Directive.
Identify each line in the records below that contains the word "Revenue", and copy it.

Listed entries.

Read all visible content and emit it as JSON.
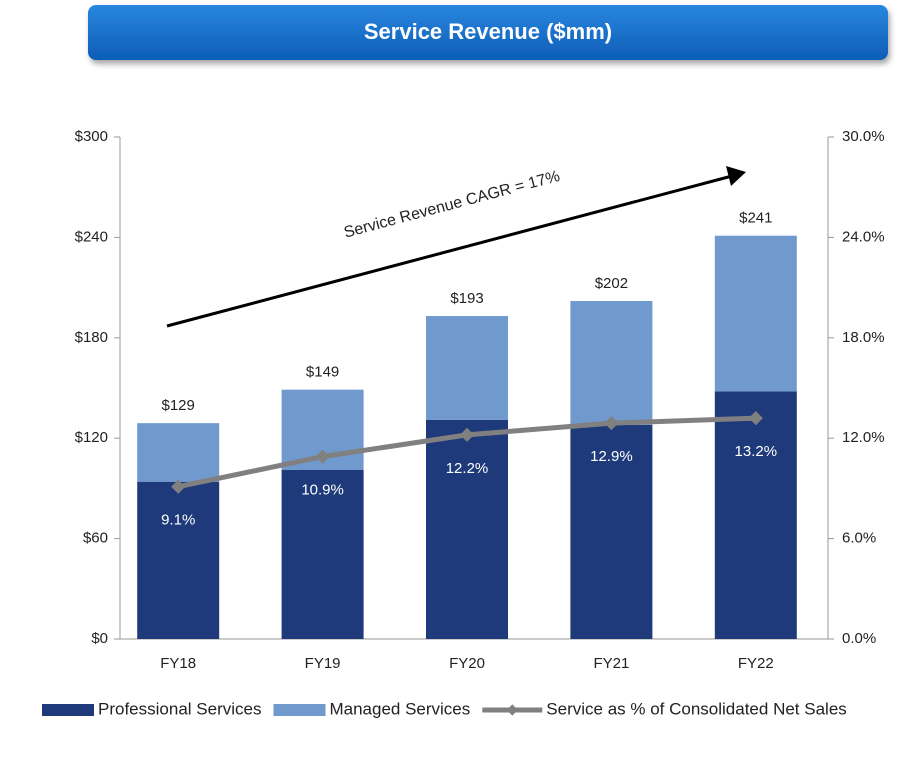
{
  "chart_data": {
    "type": "bar",
    "stacked": true,
    "title": "Service Revenue ($mm)",
    "annotation": "Service Revenue CAGR = 17%",
    "categories": [
      "FY18",
      "FY19",
      "FY20",
      "FY21",
      "FY22"
    ],
    "series": [
      {
        "name": "Professional Services",
        "color": "#1f3a7a",
        "values": [
          94,
          101,
          131,
          128,
          148
        ]
      },
      {
        "name": "Managed Services",
        "color": "#7099cd",
        "values": [
          35,
          48,
          62,
          74,
          93
        ]
      },
      {
        "name": "Service as % of Consolidated Net Sales",
        "color": "#808080",
        "type": "line",
        "axis": "y2",
        "values": [
          9.1,
          10.9,
          12.2,
          12.9,
          13.2
        ],
        "value_labels": [
          "9.1%",
          "10.9%",
          "12.2%",
          "12.9%",
          "13.2%"
        ]
      }
    ],
    "totals": {
      "values": [
        129,
        149,
        193,
        202,
        241
      ],
      "value_labels": [
        "$129",
        "$149",
        "$193",
        "$202",
        "$241"
      ]
    },
    "ylim": [
      0,
      300
    ],
    "yticks": [
      {
        "value": 0,
        "label": "$0"
      },
      {
        "value": 60,
        "label": "$60"
      },
      {
        "value": 120,
        "label": "$120"
      },
      {
        "value": 180,
        "label": "$180"
      },
      {
        "value": 240,
        "label": "$240"
      },
      {
        "value": 300,
        "label": "$300"
      }
    ],
    "y2lim": [
      0,
      30
    ],
    "y2ticks": [
      {
        "value": 0,
        "label": "0.0%"
      },
      {
        "value": 6,
        "label": "6.0%"
      },
      {
        "value": 12,
        "label": "12.0%"
      },
      {
        "value": 18,
        "label": "18.0%"
      },
      {
        "value": 24,
        "label": "24.0%"
      },
      {
        "value": 30,
        "label": "30.0%"
      }
    ],
    "legend": "bottom"
  }
}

Output below.
    "title": "Service Revenue ($mm)",
    "annotation": "Service Revenue CAGR = 17%",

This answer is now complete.